Task to complete |
Please write out the material that follows, exactly as it stands.

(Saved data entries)
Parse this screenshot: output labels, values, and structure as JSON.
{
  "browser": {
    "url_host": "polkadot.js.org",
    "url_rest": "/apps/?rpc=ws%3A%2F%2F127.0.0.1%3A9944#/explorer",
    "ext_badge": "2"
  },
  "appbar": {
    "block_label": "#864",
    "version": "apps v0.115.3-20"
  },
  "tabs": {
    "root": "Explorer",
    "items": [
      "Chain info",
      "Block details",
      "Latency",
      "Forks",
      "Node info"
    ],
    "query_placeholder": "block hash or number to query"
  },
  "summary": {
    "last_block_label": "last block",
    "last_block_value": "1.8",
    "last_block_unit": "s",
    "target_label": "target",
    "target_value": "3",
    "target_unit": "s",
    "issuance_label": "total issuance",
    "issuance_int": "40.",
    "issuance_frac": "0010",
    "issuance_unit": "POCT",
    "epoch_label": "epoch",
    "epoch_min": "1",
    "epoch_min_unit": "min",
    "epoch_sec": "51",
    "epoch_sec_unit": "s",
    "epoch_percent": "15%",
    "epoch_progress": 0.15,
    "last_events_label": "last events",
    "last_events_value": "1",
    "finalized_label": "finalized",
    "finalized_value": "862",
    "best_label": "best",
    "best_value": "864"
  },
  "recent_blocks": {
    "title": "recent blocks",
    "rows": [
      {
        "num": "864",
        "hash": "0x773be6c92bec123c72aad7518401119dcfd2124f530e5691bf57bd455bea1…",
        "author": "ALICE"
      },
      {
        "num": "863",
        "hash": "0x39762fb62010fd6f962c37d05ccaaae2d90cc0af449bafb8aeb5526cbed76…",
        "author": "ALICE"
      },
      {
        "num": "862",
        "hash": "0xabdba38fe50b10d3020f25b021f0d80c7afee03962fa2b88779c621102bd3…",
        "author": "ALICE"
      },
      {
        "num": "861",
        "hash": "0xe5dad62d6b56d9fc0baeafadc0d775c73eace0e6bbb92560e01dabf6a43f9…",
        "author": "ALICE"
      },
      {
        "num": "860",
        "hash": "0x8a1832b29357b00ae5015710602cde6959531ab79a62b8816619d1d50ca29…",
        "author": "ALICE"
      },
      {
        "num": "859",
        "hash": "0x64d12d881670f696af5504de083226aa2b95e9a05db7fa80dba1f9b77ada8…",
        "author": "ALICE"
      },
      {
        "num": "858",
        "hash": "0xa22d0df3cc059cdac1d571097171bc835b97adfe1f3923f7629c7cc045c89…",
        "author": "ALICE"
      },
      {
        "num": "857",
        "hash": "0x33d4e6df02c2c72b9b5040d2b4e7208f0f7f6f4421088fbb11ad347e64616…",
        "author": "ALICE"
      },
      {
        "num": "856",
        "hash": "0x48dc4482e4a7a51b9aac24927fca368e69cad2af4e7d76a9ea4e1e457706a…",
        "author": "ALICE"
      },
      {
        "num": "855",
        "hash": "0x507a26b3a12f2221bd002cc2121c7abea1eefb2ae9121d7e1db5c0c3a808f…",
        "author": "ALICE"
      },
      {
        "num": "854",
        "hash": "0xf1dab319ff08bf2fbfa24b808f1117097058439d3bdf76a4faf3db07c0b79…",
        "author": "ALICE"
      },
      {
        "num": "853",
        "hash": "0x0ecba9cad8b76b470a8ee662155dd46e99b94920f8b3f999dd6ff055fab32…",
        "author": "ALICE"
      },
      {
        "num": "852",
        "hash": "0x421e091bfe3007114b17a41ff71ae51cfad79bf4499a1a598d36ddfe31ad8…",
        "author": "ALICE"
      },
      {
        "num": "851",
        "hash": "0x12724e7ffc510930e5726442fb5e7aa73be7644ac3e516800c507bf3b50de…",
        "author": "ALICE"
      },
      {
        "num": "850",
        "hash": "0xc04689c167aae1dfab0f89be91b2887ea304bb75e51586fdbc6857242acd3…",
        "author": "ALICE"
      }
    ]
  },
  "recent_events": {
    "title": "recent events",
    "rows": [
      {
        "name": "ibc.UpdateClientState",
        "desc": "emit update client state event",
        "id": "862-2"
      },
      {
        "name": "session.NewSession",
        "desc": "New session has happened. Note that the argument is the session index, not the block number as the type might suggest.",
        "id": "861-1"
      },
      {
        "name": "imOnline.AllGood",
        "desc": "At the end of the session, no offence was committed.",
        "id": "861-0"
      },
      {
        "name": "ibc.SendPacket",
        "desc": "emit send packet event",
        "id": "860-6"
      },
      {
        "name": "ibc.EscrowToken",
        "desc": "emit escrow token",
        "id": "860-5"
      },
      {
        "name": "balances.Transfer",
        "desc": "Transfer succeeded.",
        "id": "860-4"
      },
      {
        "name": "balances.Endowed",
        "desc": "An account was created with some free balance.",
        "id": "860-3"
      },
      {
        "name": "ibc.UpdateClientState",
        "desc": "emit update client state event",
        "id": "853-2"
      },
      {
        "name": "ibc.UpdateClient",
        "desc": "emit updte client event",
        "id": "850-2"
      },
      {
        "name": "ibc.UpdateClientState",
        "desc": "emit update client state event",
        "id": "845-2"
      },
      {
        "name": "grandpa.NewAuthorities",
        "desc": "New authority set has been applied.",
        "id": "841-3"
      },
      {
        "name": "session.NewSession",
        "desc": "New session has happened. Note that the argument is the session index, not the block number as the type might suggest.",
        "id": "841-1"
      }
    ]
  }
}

Response |
Parse this screenshot: output labels, values, and structure as JSON.
{
  "browser": {
    "url_host": "polkadot.js.org",
    "url_rest": "/apps/?rpc=ws%3A%2F%2F127.0.0.1%3A9944#/explorer",
    "ext_badge": "2"
  },
  "appbar": {
    "block_label": "#864",
    "version": "apps v0.115.3-20"
  },
  "tabs": {
    "root": "Explorer",
    "items": [
      "Chain info",
      "Block details",
      "Latency",
      "Forks",
      "Node info"
    ],
    "query_placeholder": "block hash or number to query"
  },
  "summary": {
    "last_block_label": "last block",
    "last_block_value": "1.8",
    "last_block_unit": "s",
    "target_label": "target",
    "target_value": "3",
    "target_unit": "s",
    "issuance_label": "total issuance",
    "issuance_int": "40.",
    "issuance_frac": "0010",
    "issuance_unit": "POCT",
    "epoch_label": "epoch",
    "epoch_min": "1",
    "epoch_min_unit": "min",
    "epoch_sec": "51",
    "epoch_sec_unit": "s",
    "epoch_percent": "15%",
    "epoch_progress": 0.15,
    "last_events_label": "last events",
    "last_events_value": "1",
    "finalized_label": "finalized",
    "finalized_value": "862",
    "best_label": "best",
    "best_value": "864"
  },
  "recent_blocks": {
    "title": "recent blocks",
    "rows": [
      {
        "num": "864",
        "hash": "0x773be6c92bec123c72aad7518401119dcfd2124f530e5691bf57bd455bea1…",
        "author": "ALICE"
      },
      {
        "num": "863",
        "hash": "0x39762fb62010fd6f962c37d05ccaaae2d90cc0af449bafb8aeb5526cbed76…",
        "author": "ALICE"
      },
      {
        "num": "862",
        "hash": "0xabdba38fe50b10d3020f25b021f0d80c7afee03962fa2b88779c621102bd3…",
        "author": "ALICE"
      },
      {
        "num": "861",
        "hash": "0xe5dad62d6b56d9fc0baeafadc0d775c73eace0e6bbb92560e01dabf6a43f9…",
        "author": "ALICE"
      },
      {
        "num": "860",
        "hash": "0x8a1832b29357b00ae5015710602cde6959531ab79a62b8816619d1d50ca29…",
        "author": "ALICE"
      },
      {
        "num": "859",
        "hash": "0x64d12d881670f696af5504de083226aa2b95e9a05db7fa80dba1f9b77ada8…",
        "author": "ALICE"
      },
      {
        "num": "858",
        "hash": "0xa22d0df3cc059cdac1d571097171bc835b97adfe1f3923f7629c7cc045c89…",
        "author": "ALICE"
      },
      {
        "num": "857",
        "hash": "0x33d4e6df02c2c72b9b5040d2b4e7208f0f7f6f4421088fbb11ad347e64616…",
        "author": "ALICE"
      },
      {
        "num": "856",
        "hash": "0x48dc4482e4a7a51b9aac24927fca368e69cad2af4e7d76a9ea4e1e457706a…",
        "author": "ALICE"
      },
      {
        "num": "855",
        "hash": "0x507a26b3a12f2221bd002cc2121c7abea1eefb2ae9121d7e1db5c0c3a808f…",
        "author": "ALICE"
      },
      {
        "num": "854",
        "hash": "0xf1dab319ff08bf2fbfa24b808f1117097058439d3bdf76a4faf3db07c0b79…",
        "author": "ALICE"
      },
      {
        "num": "853",
        "hash": "0x0ecba9cad8b76b470a8ee662155dd46e99b94920f8b3f999dd6ff055fab32…",
        "author": "ALICE"
      },
      {
        "num": "852",
        "hash": "0x421e091bfe3007114b17a41ff71ae51cfad79bf4499a1a598d36ddfe31ad8…",
        "author": "ALICE"
      },
      {
        "num": "851",
        "hash": "0x12724e7ffc510930e5726442fb5e7aa73be7644ac3e516800c507bf3b50de…",
        "author": "ALICE"
      },
      {
        "num": "850",
        "hash": "0xc04689c167aae1dfab0f89be91b2887ea304bb75e51586fdbc6857242acd3…",
        "author": "ALICE"
      }
    ]
  },
  "recent_events": {
    "title": "recent events",
    "rows": [
      {
        "name": "ibc.UpdateClientState",
        "desc": "emit update client state event",
        "id": "862-2"
      },
      {
        "name": "session.NewSession",
        "desc": "New session has happened. Note that the argument is the session index, not the block number as the type might suggest.",
        "id": "861-1"
      },
      {
        "name": "imOnline.AllGood",
        "desc": "At the end of the session, no offence was committed.",
        "id": "861-0"
      },
      {
        "name": "ibc.SendPacket",
        "desc": "emit send packet event",
        "id": "860-6"
      },
      {
        "name": "ibc.EscrowToken",
        "desc": "emit escrow token",
        "id": "860-5"
      },
      {
        "name": "balances.Transfer",
        "desc": "Transfer succeeded.",
        "id": "860-4"
      },
      {
        "name": "balances.Endowed",
        "desc": "An account was created with some free balance.",
        "id": "860-3"
      },
      {
        "name": "ibc.UpdateClientState",
        "desc": "emit update client state event",
        "id": "853-2"
      },
      {
        "name": "ibc.UpdateClient",
        "desc": "emit updte client event",
        "id": "850-2"
      },
      {
        "name": "ibc.UpdateClientState",
        "desc": "emit update client state event",
        "id": "845-2"
      },
      {
        "name": "grandpa.NewAuthorities",
        "desc": "New authority set has been applied.",
        "id": "841-3"
      },
      {
        "name": "session.NewSession",
        "desc": "New session has happened. Note that the argument is the session index, not the block number as the type might suggest.",
        "id": "841-1"
      }
    ]
  }
}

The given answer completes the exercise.